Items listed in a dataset
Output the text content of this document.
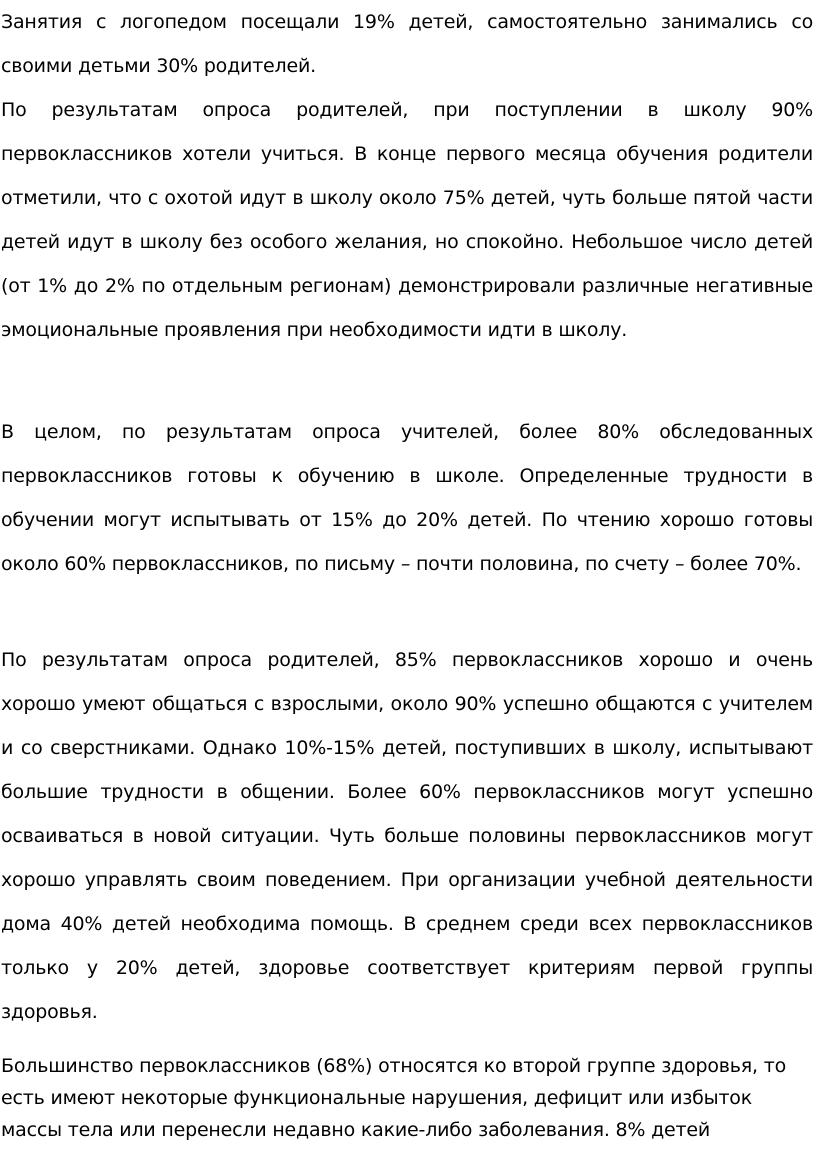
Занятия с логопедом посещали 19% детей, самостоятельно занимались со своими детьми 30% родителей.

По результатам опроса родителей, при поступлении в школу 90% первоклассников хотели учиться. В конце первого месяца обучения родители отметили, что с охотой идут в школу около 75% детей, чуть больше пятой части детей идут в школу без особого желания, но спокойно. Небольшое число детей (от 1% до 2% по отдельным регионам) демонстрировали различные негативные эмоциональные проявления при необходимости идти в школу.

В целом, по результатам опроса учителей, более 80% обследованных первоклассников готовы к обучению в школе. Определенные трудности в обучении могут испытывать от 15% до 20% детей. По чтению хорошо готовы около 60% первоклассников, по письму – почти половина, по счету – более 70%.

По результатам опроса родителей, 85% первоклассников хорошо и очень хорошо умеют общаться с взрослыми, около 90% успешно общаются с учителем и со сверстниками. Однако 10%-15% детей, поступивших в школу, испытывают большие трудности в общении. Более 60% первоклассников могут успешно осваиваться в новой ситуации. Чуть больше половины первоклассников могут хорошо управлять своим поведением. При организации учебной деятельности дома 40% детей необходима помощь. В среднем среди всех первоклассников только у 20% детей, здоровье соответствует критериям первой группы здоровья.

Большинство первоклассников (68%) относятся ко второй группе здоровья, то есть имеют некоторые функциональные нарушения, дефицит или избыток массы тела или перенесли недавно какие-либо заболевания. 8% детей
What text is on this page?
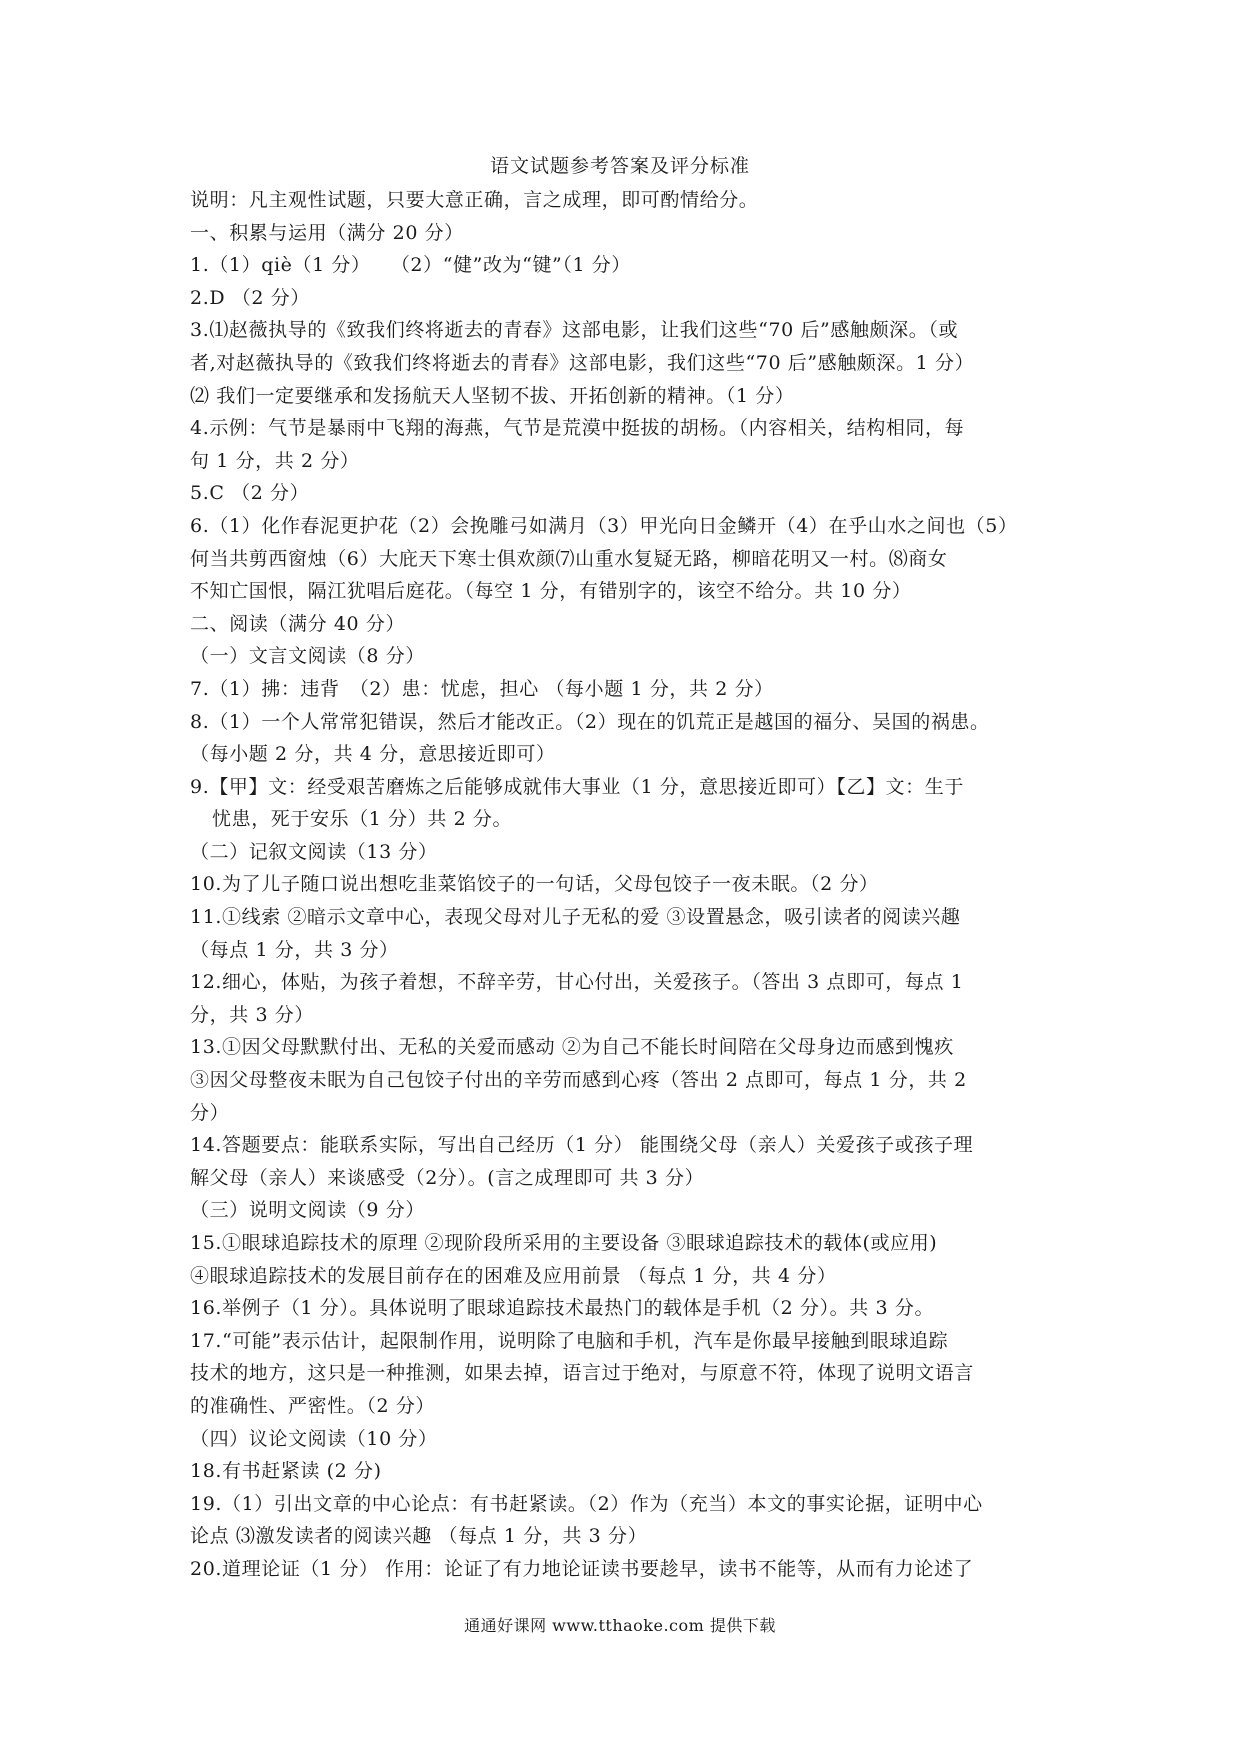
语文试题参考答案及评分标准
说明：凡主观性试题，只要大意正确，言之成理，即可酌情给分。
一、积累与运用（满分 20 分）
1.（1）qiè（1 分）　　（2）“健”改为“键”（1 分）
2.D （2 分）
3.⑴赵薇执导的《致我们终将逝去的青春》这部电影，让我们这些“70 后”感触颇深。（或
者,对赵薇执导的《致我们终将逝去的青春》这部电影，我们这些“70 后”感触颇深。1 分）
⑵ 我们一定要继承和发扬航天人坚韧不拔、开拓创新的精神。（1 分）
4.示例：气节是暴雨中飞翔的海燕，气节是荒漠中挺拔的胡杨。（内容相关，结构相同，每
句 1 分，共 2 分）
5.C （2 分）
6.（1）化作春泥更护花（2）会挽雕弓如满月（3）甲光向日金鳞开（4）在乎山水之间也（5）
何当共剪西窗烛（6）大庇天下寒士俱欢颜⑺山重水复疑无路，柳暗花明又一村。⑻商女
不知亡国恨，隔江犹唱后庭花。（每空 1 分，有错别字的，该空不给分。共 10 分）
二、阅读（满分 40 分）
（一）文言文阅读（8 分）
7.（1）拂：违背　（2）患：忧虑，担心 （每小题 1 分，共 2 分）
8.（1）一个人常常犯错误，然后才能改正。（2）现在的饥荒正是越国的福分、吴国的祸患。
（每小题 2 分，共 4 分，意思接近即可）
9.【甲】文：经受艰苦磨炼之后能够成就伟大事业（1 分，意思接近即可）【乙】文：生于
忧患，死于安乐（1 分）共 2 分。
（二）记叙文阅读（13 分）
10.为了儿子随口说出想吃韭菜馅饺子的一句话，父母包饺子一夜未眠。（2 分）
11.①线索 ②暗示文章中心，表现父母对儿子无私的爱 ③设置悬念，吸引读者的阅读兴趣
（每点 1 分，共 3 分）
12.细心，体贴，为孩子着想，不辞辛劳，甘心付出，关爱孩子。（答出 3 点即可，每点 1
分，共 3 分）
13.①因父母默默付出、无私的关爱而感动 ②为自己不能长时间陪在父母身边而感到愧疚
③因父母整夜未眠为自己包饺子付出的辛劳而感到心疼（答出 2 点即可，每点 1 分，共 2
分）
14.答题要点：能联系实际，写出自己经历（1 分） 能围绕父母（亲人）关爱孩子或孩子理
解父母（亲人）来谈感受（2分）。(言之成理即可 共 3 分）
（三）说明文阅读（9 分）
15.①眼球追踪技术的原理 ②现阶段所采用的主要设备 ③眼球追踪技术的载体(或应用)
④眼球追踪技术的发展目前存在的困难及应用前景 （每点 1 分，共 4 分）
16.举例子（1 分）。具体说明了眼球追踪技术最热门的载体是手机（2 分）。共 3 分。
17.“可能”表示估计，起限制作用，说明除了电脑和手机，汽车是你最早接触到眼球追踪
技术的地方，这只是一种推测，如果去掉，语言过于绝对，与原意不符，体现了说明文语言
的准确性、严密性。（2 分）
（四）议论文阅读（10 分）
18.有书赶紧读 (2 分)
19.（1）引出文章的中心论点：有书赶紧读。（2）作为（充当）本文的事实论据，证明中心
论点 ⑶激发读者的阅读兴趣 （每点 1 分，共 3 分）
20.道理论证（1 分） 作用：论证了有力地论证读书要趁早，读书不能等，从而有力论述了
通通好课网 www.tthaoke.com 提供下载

---

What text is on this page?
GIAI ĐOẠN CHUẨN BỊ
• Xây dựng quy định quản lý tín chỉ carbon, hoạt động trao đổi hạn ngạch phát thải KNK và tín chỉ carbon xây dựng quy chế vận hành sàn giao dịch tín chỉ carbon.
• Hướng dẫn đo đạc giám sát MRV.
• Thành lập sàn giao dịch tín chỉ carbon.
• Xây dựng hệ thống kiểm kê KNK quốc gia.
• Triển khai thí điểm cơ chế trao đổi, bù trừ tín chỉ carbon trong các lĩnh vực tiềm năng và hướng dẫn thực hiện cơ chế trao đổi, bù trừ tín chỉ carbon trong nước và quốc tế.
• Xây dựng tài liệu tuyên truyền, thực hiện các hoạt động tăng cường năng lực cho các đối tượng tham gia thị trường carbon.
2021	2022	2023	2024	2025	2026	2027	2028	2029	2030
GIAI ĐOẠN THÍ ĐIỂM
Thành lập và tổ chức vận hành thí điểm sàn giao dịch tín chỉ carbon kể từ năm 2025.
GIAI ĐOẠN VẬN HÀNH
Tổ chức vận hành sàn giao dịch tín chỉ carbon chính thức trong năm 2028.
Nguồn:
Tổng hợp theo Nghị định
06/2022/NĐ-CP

**What you will do**
From the listing above, return each line with the word "有书赶紧读".

**Exercise response**
18.有书赶紧读 (2 分)
19.（1）引出文章的中心论点：有书赶紧读。（2）作为（充当）本文的事实论据，证明中心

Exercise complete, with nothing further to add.